# [Directive]
Leaving out all pictures, transcribe exactly the lines between the line with "Type out the text in this image." and the last line of the records below, both included.

* BEGIN Source material *

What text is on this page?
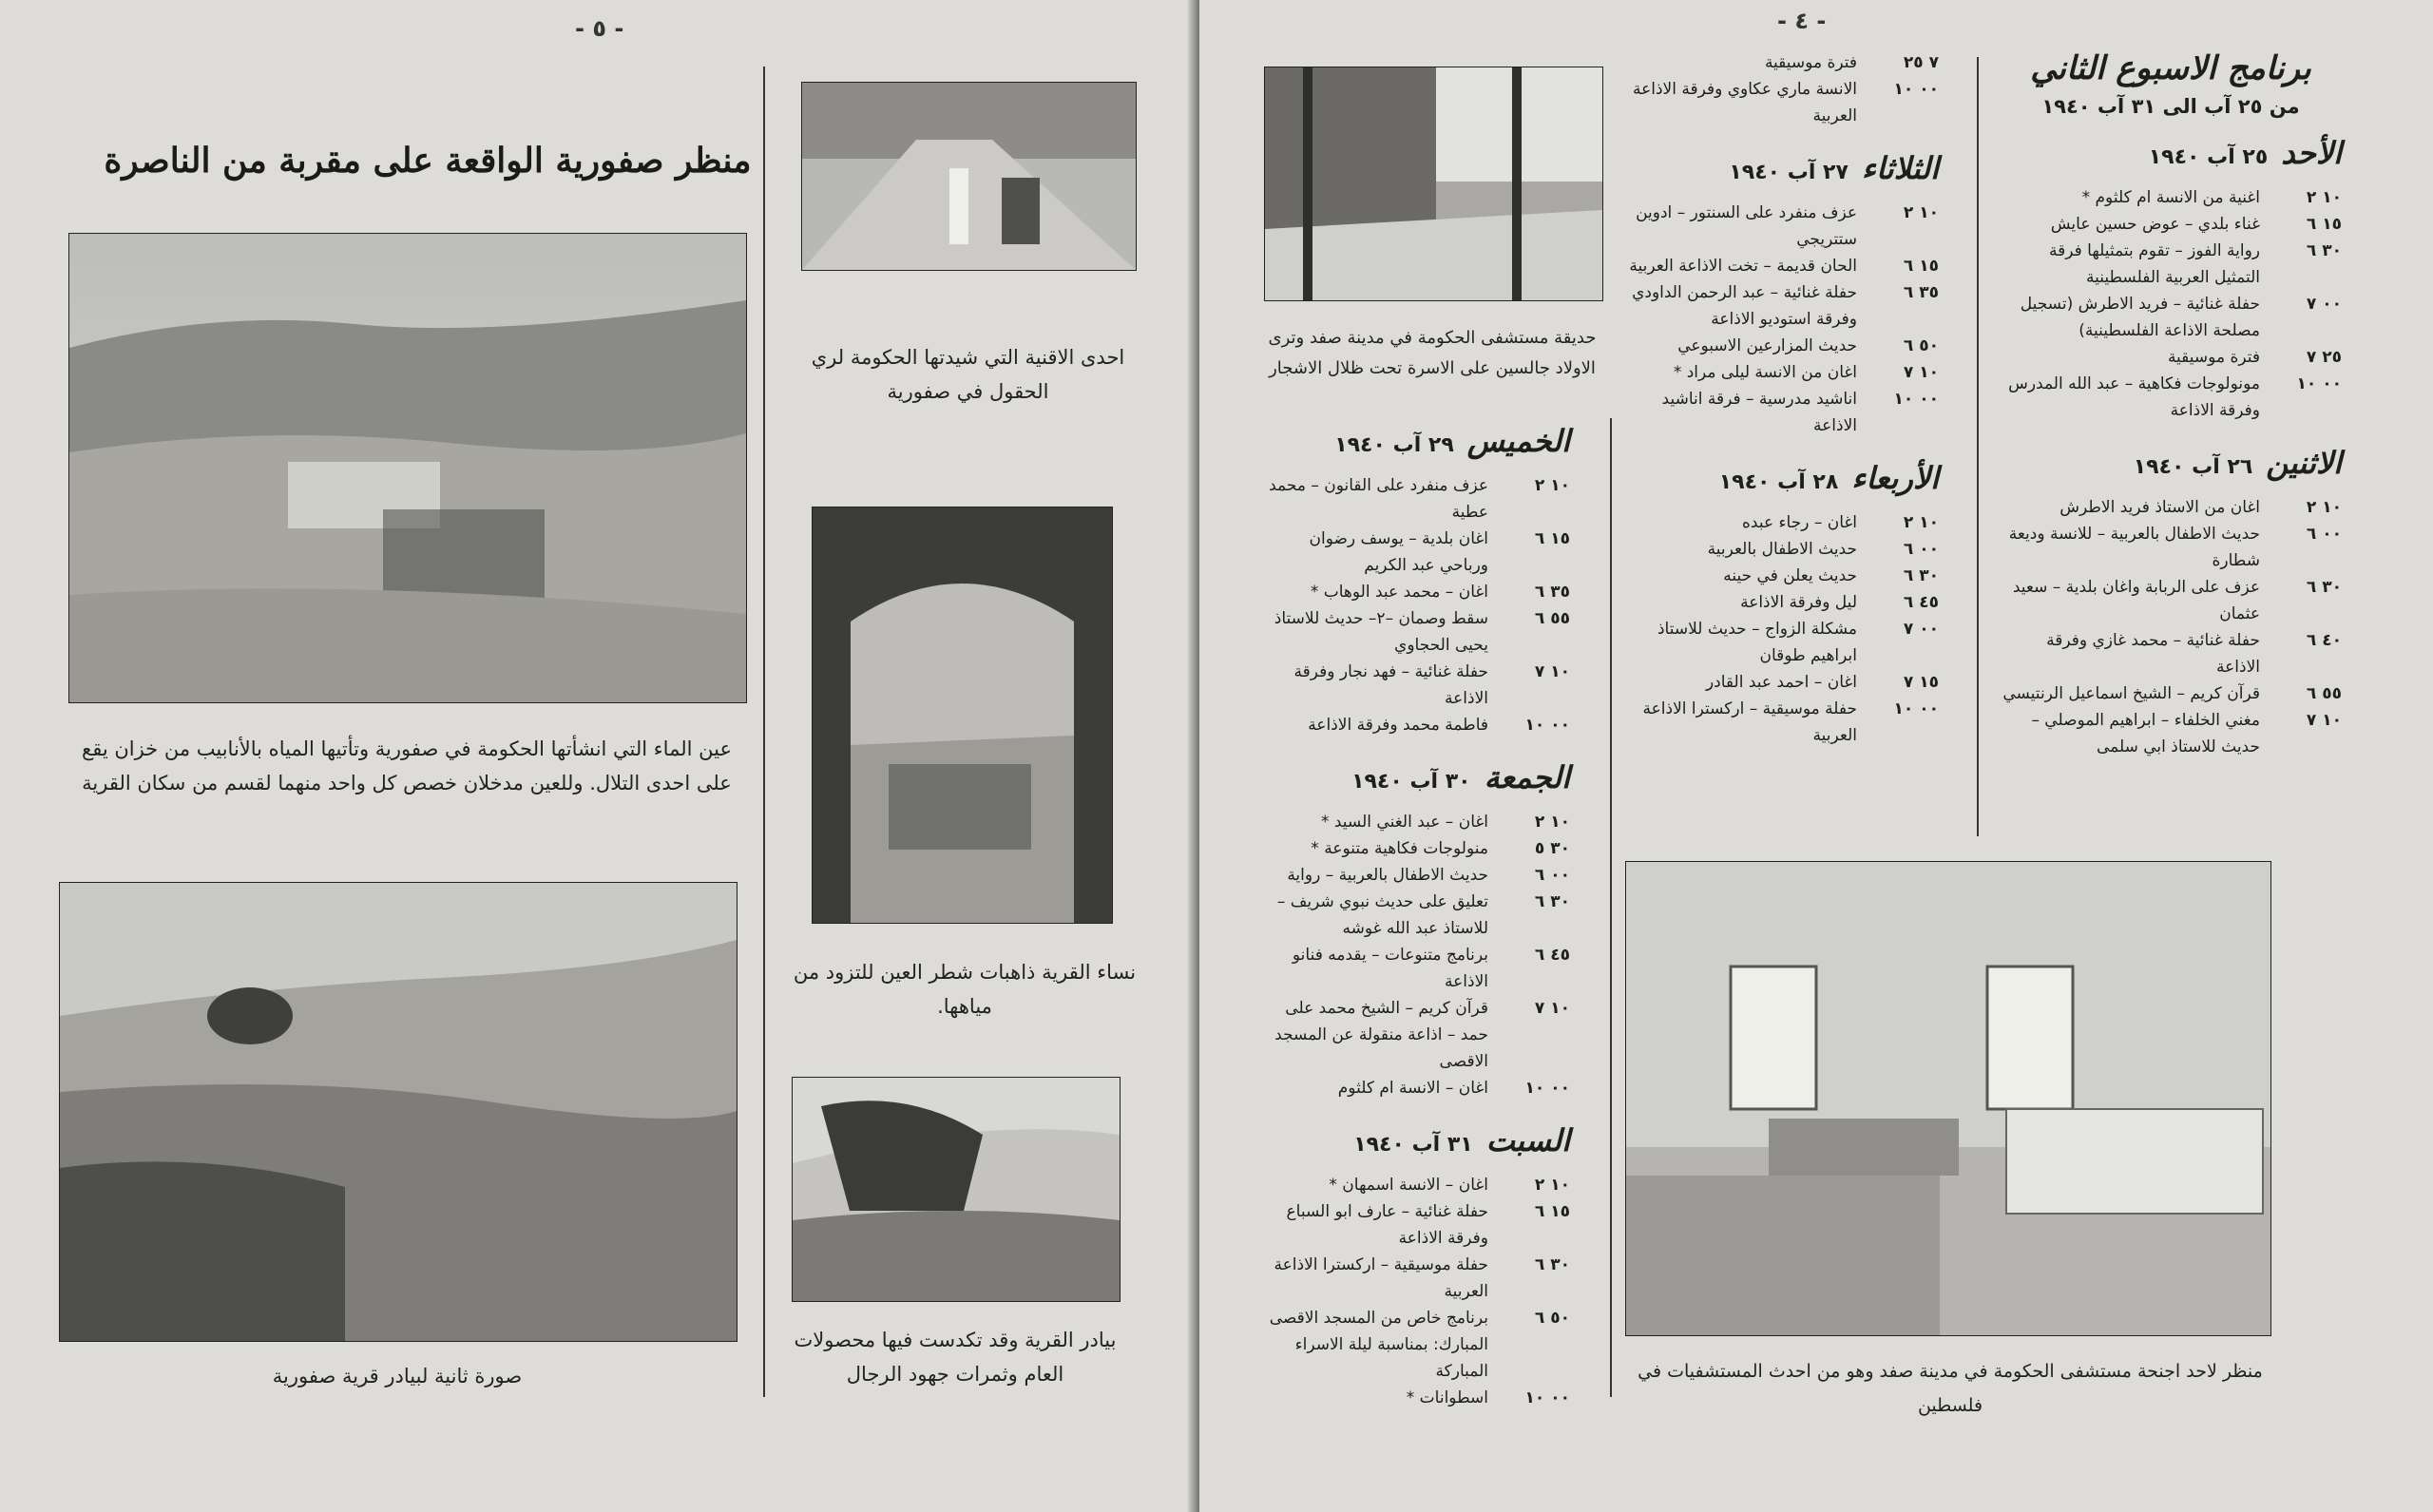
- ٥ -
منظر صفورية الواقعة على مقربة من الناصرة
عين الماء التي انشأتها الحكومة في صفورية وتأتيها المياه بالأنابيب من خزان يقع على احدى التلال. وللعين مدخلان خصص كل واحد منهما لقسم من سكان القرية
صورة ثانية لبيادر قرية صفورية
احدى الاقنية التي شيدتها الحكومة لري الحقول في صفورية
نساء القرية ذاهبات شطر العين للتزود من مياهها.
بيادر القرية وقد تكدست فيها محصولات العام وثمرات جهود الرجال
- ٤ -
حديقة مستشفى الحكومة في مدينة صفد وترى الاولاد جالسين على الاسرة تحت ظلال الاشجار
الخميس
٢٩ آب ١٩٤٠
١٠ ٢
عزف منفرد على القانون – محمد عطية
١٥ ٦
اغان بلدية – يوسف رضوان ورباحي عبد الكريم
٣٥ ٦
اغان – محمد عبد الوهاب *
٥٥ ٦
سقط وصمان –٢– حديث للاستاذ يحيى الحجاوي
١٠ ٧
حفلة غنائية – فهد نجار وفرقة الاذاعة
٠٠ ١٠
فاطمة محمد وفرقة الاذاعة
الجمعة
٣٠ آب ١٩٤٠
١٠ ٢
اغان – عبد الغني السيد *
٣٠ ٥
منولوجات فكاهية متنوعة *
٠٠ ٦
حديث الاطفال بالعربية – رواية
٣٠ ٦
تعليق على حديث نبوي شريف – للاستاذ عبد الله غوشه
٤٥ ٦
برنامج متنوعات – يقدمه فنانو الاذاعة
١٠ ٧
قرآن كريم – الشيخ محمد على حمد – اذاعة منقولة عن المسجد الاقصى
٠٠ ١٠
اغان – الانسة ام كلثوم
السبت
٣١ آب ١٩٤٠
١٠ ٢
اغان – الانسة اسمهان *
١٥ ٦
حفلة غنائية – عارف ابو السباع وفرقة الاذاعة
٣٠ ٦
حفلة موسيقية – اركسترا الاذاعة العربية
٥٠ ٦
برنامج خاص من المسجد الاقصى المبارك: بمناسبة ليلة الاسراء المباركة
٠٠ ١٠
اسطوانات *
٧ ٢٥
فترة موسيقية
٠٠ ١٠
الانسة ماري عكاوي وفرقة الاذاعة العربية
الثلاثاء
٢٧ آب ١٩٤٠
١٠ ٢
عزف منفرد على السنتور – ادوين ستتريجي
١٥ ٦
الحان قديمة – تخت الاذاعة العربية
٣٥ ٦
حفلة غنائية – عبد الرحمن الداودي وفرقة استوديو الاذاعة
٥٠ ٦
حديث المزارعين الاسبوعي
١٠ ٧
اغان من الانسة ليلى مراد *
٠٠ ١٠
اناشيد مدرسية – فرقة اناشيد الاذاعة
الأربعاء
٢٨ آب ١٩٤٠
١٠ ٢
اغان – رجاء عبده
٠٠ ٦
حديث الاطفال بالعربية
٣٠ ٦
حديث يعلن في حينه
٤٥ ٦
ليل وفرقة الاذاعة
٠٠ ٧
مشكلة الزواج – حديث للاستاذ ابراهيم طوقان
١٥ ٧
اغان – احمد عبد القادر
٠٠ ١٠
حفلة موسيقية – اركسترا الاذاعة العربية
برنامج الاسبوع الثاني
من ٢٥ آب الى ٣١ آب ١٩٤٠
الأحد
٢٥ آب ١٩٤٠
١٠ ٢
اغنية من الانسة ام كلثوم *
١٥ ٦
غناء بلدي – عوض حسين عايش
٣٠ ٦
رواية الفوز – تقوم بتمثيلها فرقة التمثيل العربية الفلسطينية
٠٠ ٧
حفلة غنائية – فريد الاطرش (تسجيل مصلحة الاذاعة الفلسطينية)
٢٥ ٧
فترة موسيقية
٠٠ ١٠
مونولوجات فكاهية – عبد الله المدرس وفرقة الاذاعة
الاثنين
٢٦ آب ١٩٤٠
١٠ ٢
اغان من الاستاذ فريد الاطرش
٠٠ ٦
حديث الاطفال بالعربية – للانسة وديعة شطارة
٣٠ ٦
عزف على الربابة واغان بلدية – سعيد عثمان
٤٠ ٦
حفلة غنائية – محمد غازي وفرقة الاذاعة
٥٥ ٦
قرآن كريم – الشيخ اسماعيل الرنتيسي
١٠ ٧
مغني الخلفاء – ابراهيم الموصلي – حديث للاستاذ ابي سلمى
منظر لاحد اجنحة مستشفى الحكومة في مدينة صفد وهو من احدث المستشفيات في فلسطين
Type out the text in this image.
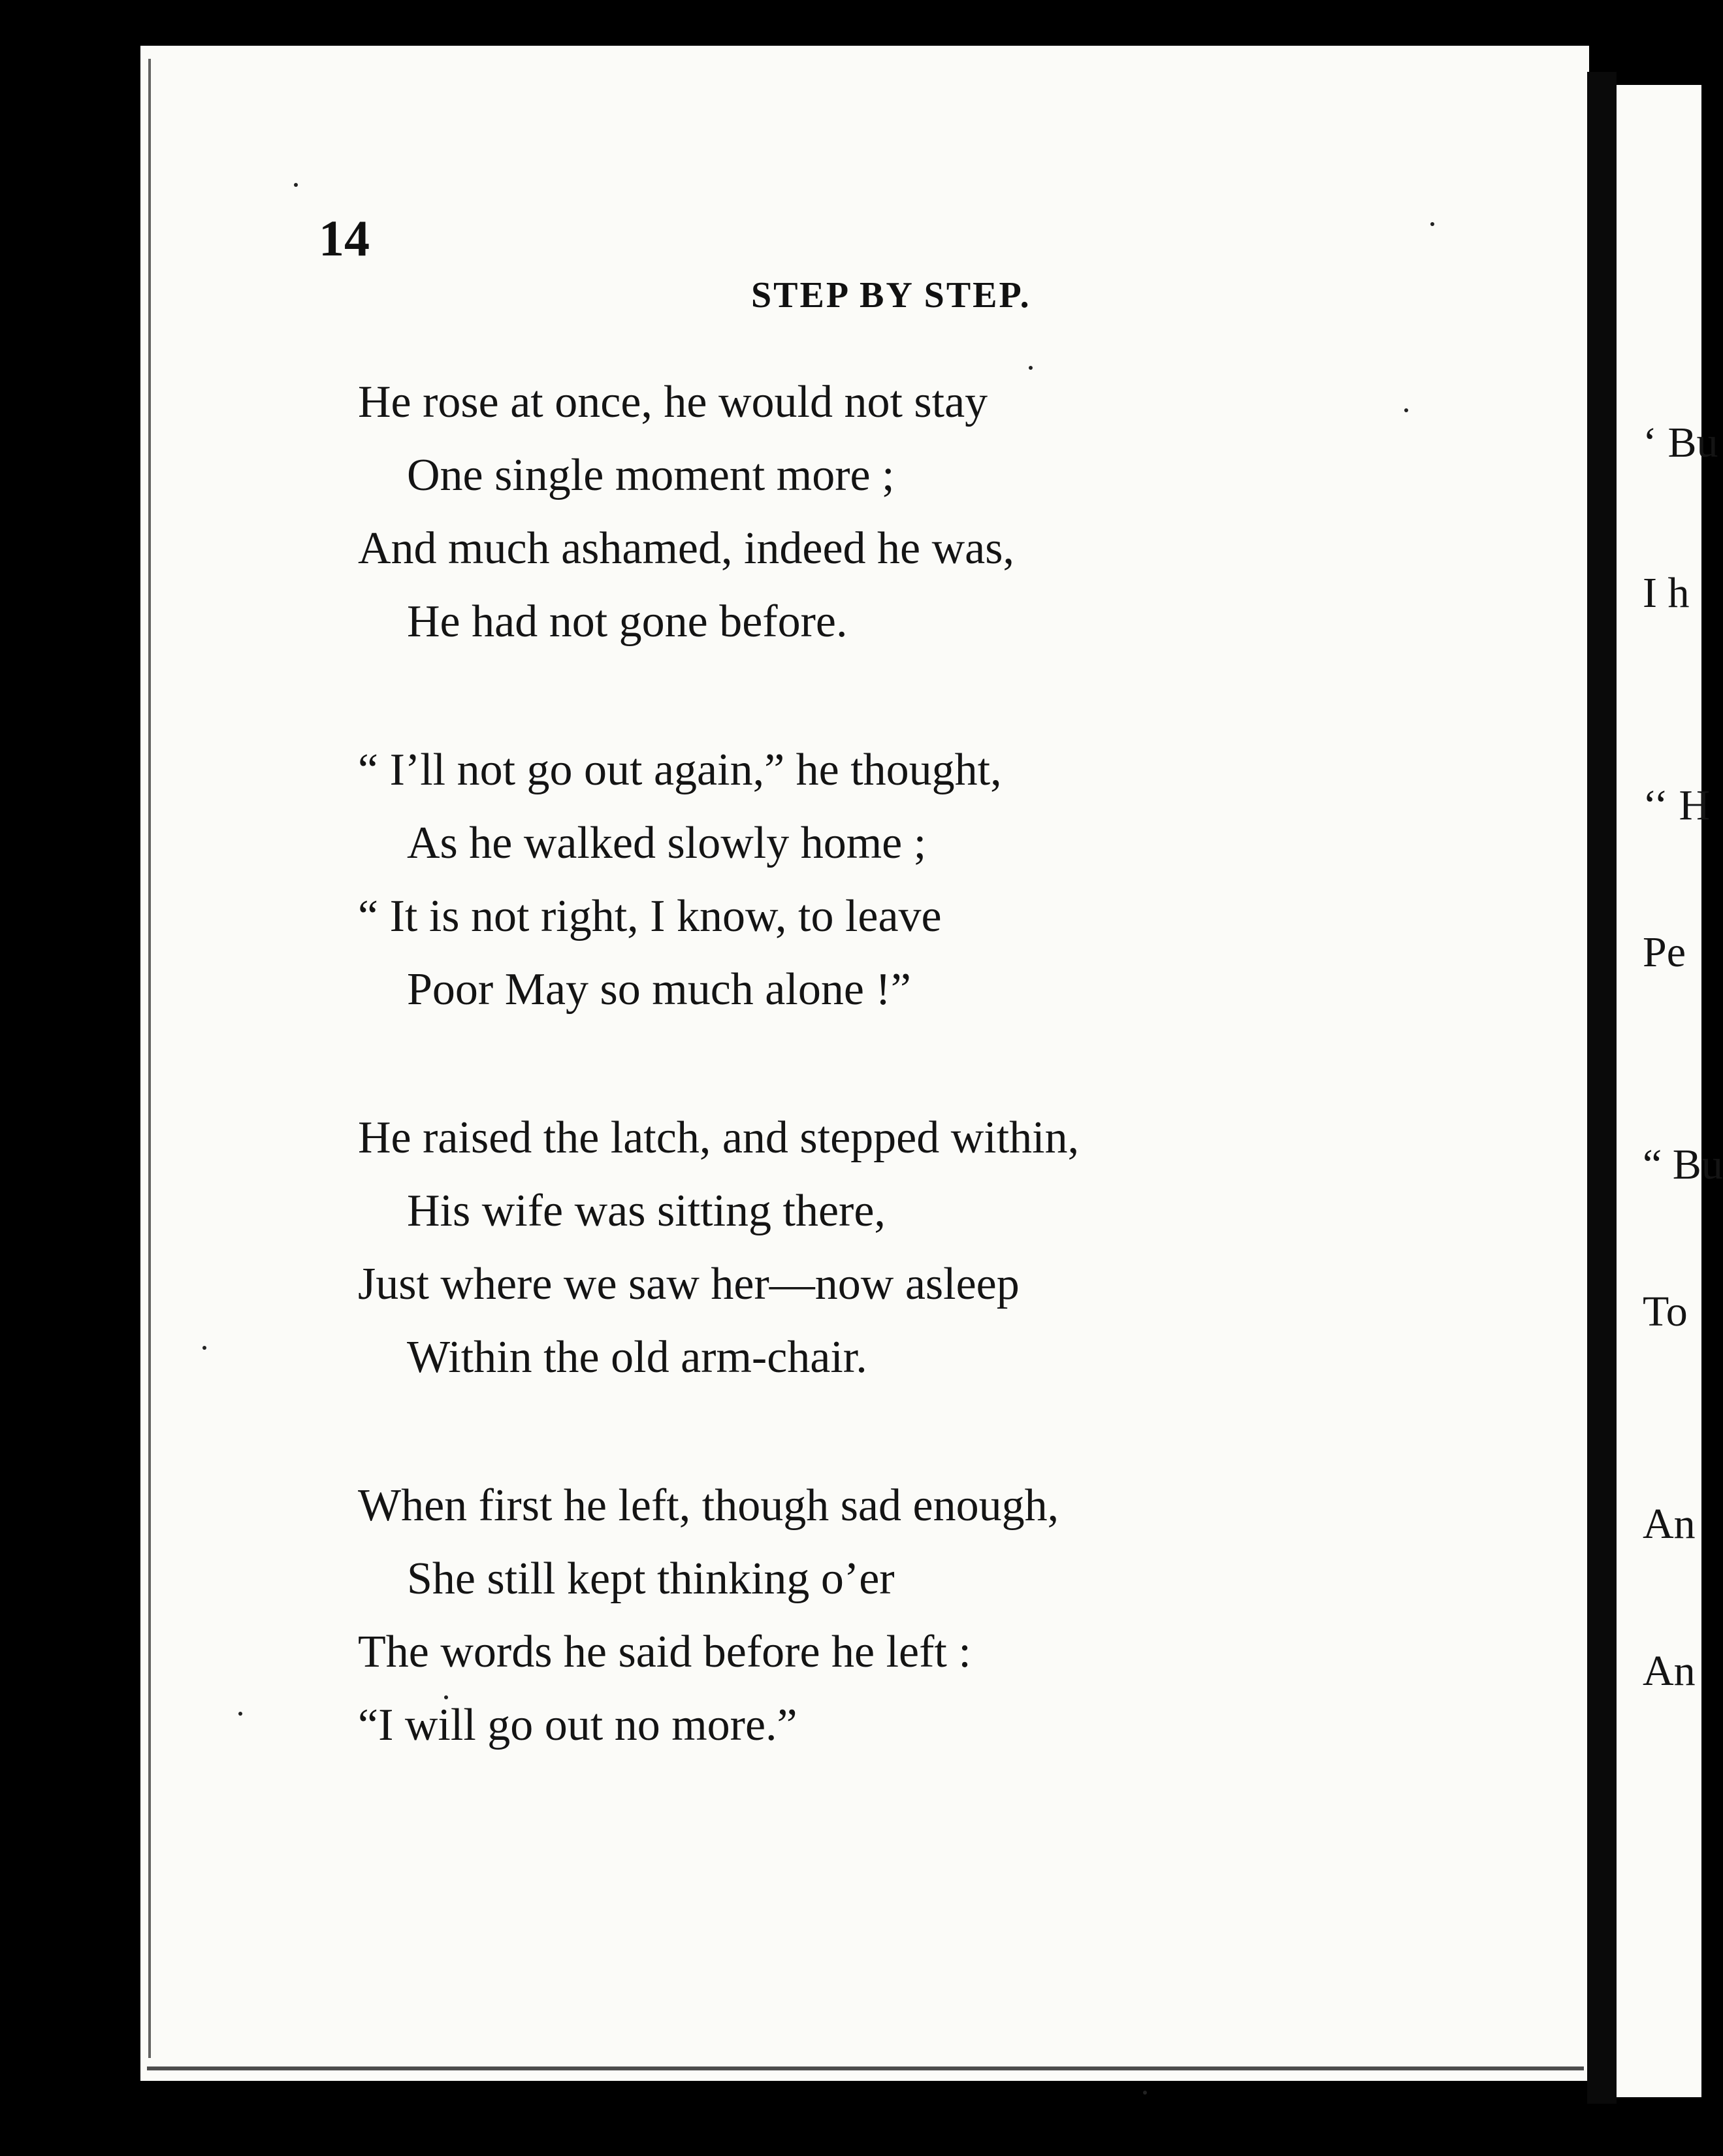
14
STEP BY STEP.
He rose at once, he would not stay
One single moment more ;
And much ashamed, indeed he was,
He had not gone before.
“ I’ll not go out again,” he thought,
As he walked slowly home ;
“ It is not right, I know, to leave
Poor May so much alone !”
He raised the latch, and stepped within,
His wife was sitting there,
Just where we saw her—now asleep
Within the old arm-chair.
When first he left, though sad enough,
She still kept thinking o’er
The words he said before he left :
“I will go out no more.”
‘ Bu
I h
‘‘ H
Pe
“ Bu
To
An
An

* END Source material *

# [Output of the exercise]
Type out the text in this image.
14
STEP BY STEP.
He rose at once, he would not stay
One single moment more ;
And much ashamed, indeed he was,
He had not gone before.
“ I’ll not go out again,” he thought,
As he walked slowly home ;
“ It is not right, I know, to leave
Poor May so much alone !”
He raised the latch, and stepped within,
His wife was sitting there,
Just where we saw her—now asleep
Within the old arm-chair.
When first he left, though sad enough,
She still kept thinking o’er
The words he said before he left :
“I will go out no more.”
‘ Bu
I h
‘‘ H
Pe
“ Bu
To
An
An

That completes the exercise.